--- Source material Enclosed Below ---

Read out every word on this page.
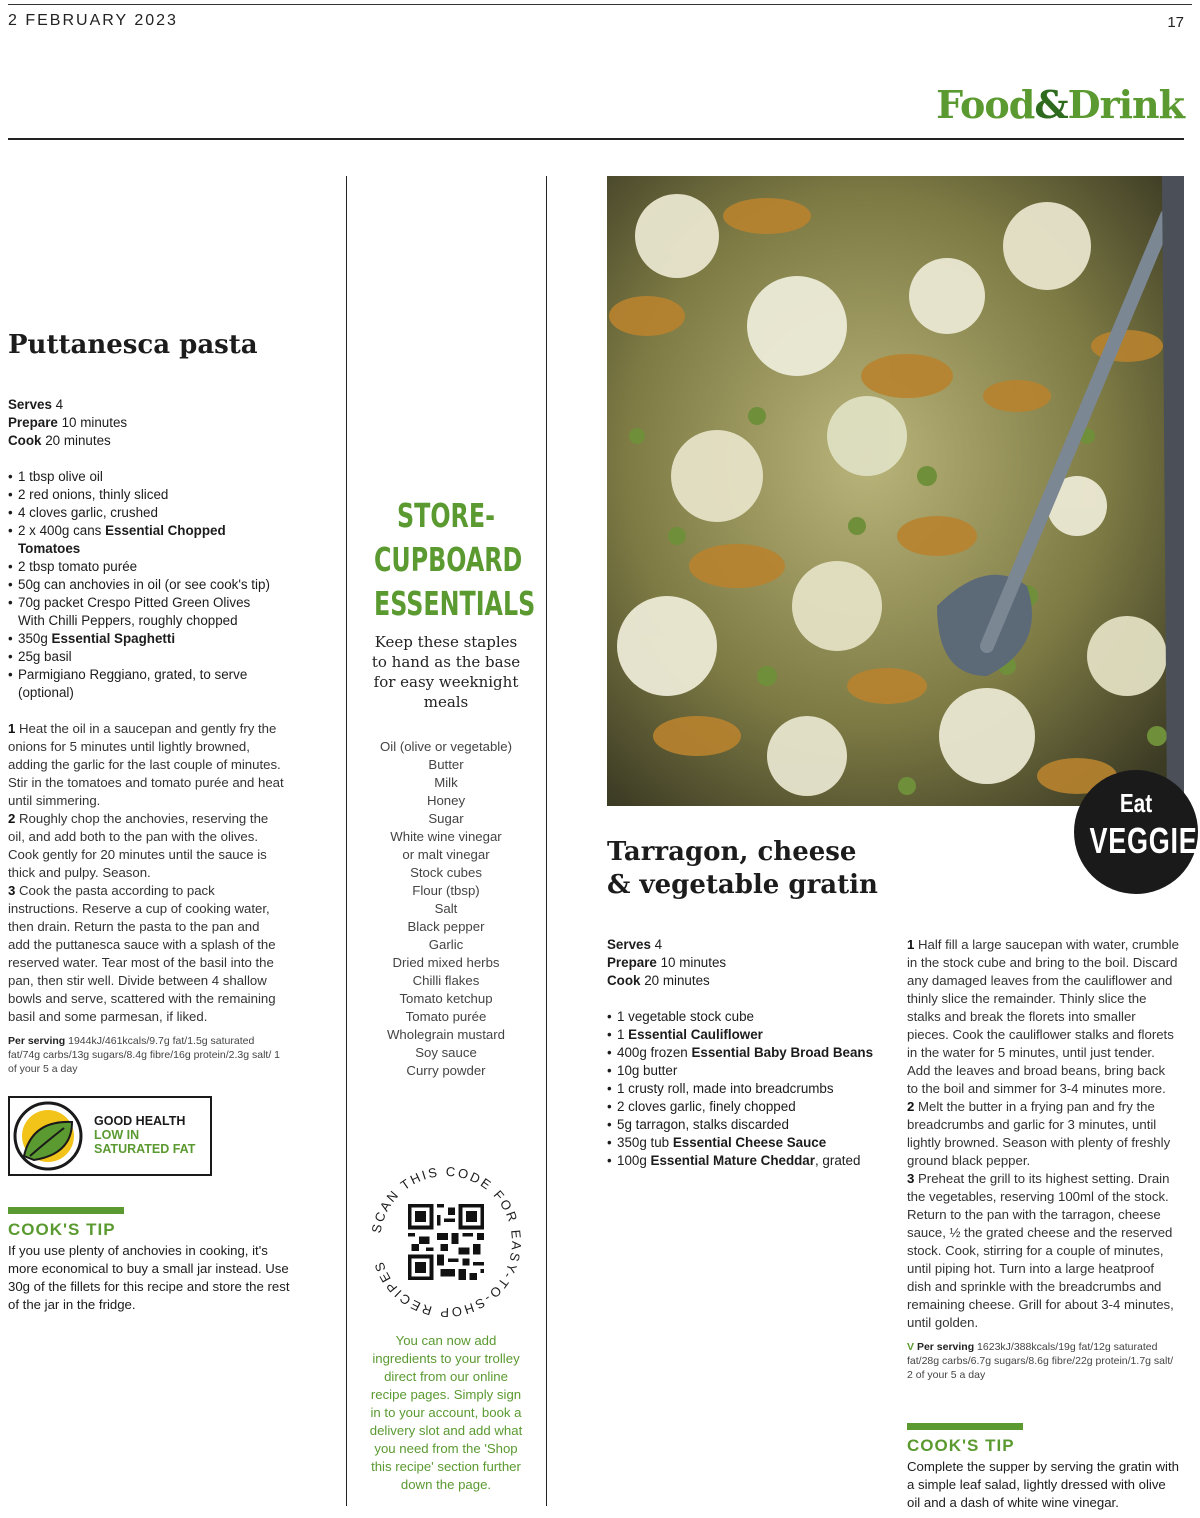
2 FEBRUARY 2023	17
Food&Drink
Puttanesca pasta
Serves 4
Prepare 10 minutes
Cook 20 minutes
• 1 tbsp olive oil
• 2 red onions, thinly sliced
• 4 cloves garlic, crushed
• 2 x 400g cans Essential Chopped Tomatoes
• 2 tbsp tomato purée
• 50g can anchovies in oil (or see cook's tip)
• 70g packet Crespo Pitted Green Olives With Chilli Peppers, roughly chopped
• 350g Essential Spaghetti
• 25g basil
• Parmigiano Reggiano, grated, to serve (optional)

1 Heat the oil in a saucepan and gently fry the onions for 5 minutes until lightly browned, adding the garlic for the last couple of minutes. Stir in the tomatoes and tomato purée and heat until simmering.

2 Roughly chop the anchovies, reserving the oil, and add both to the pan with the olives. Cook gently for 20 minutes until the sauce is thick and pulpy. Season.

3 Cook the pasta according to pack instructions. Reserve a cup of cooking water, then drain. Return the pasta to the pan and add the puttanesca sauce with a splash of the reserved water. Tear most of the basil into the pan, then stir well. Divide between 4 shallow bowls and serve, scattered with the remaining basil and some parmesan, if liked.

Per serving 1944kJ/461kcals/9.7g fat/1.5g saturated fat/74g carbs/13g sugars/8.4g fibre/16g protein/2.3g salt/ 1 of your 5 a day
GOOD HEALTH
LOW IN
SATURATED FAT
COOK'S TIP
If you use plenty of anchovies in cooking, it's more economical to buy a small jar instead. Use 30g of the fillets for this recipe and store the rest of the jar in the fridge.
STORE-
CUPBOARD
ESSENTIALS
Keep these staples to hand as the base for easy weeknight meals
Oil (olive or vegetable)
Butter
Milk
Honey
Sugar
White wine vinegar
or malt vinegar
Stock cubes
Flour (tbsp)
Salt
Black pepper
Garlic
Dried mixed herbs
Chilli flakes
Tomato ketchup
Tomato purée
Wholegrain mustard
Soy sauce
Curry powder
SCAN THIS CODE FOR EASY-TO-SHOP RECIPES
You can now add ingredients to your trolley direct from our online recipe pages. Simply sign in to your account, book a delivery slot and add what you need from the 'Shop this recipe' section further down the page.
Eat
VEGGIE
Tarragon, cheese
& vegetable gratin
Serves 4
Prepare 10 minutes
Cook 20 minutes
• 1 vegetable stock cube
• 1 Essential Cauliflower
• 400g frozen Essential Baby Broad Beans
• 10g butter
• 1 crusty roll, made into breadcrumbs
• 2 cloves garlic, finely chopped
• 5g tarragon, stalks discarded
• 350g tub Essential Cheese Sauce
• 100g Essential Mature Cheddar, grated

1 Half fill a large saucepan with water, crumble in the stock cube and bring to the boil. Discard any damaged leaves from the cauliflower and thinly slice the remainder. Thinly slice the stalks and break the florets into smaller pieces. Cook the cauliflower stalks and florets in the water for 5 minutes, until just tender. Add the leaves and broad beans, bring back to the boil and simmer for 3-4 minutes more.

2 Melt the butter in a frying pan and fry the breadcrumbs and garlic for 3 minutes, until lightly browned. Season with plenty of freshly ground black pepper.

3 Preheat the grill to its highest setting. Drain the vegetables, reserving 100ml of the stock. Return to the pan with the tarragon, cheese sauce, ½ the grated cheese and the reserved stock. Cook, stirring for a couple of minutes, until piping hot. Turn into a large heatproof dish and sprinkle with the breadcrumbs and remaining cheese. Grill for about 3-4 minutes, until golden.

V Per serving 1623kJ/388kcals/19g fat/12g saturated fat/28g carbs/6.7g sugars/8.6g fibre/22g protein/1.7g salt/ 2 of your 5 a day
COOK'S TIP
Complete the supper by serving the gratin with a simple leaf salad, lightly dressed with olive oil and a dash of white wine vinegar.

--- End of Enclosed Source material ---

Work request :: Look through the entries for lines containing the word "onions" and return each one.

Solution for this exercise ::
• 2 red onions, thinly sliced
1 Heat the oil in a saucepan and gently fry the onions for 5 minutes until lightly browned, adding the garlic for the last couple of minutes. Stir in the tomatoes and tomato purée and heat until simmering.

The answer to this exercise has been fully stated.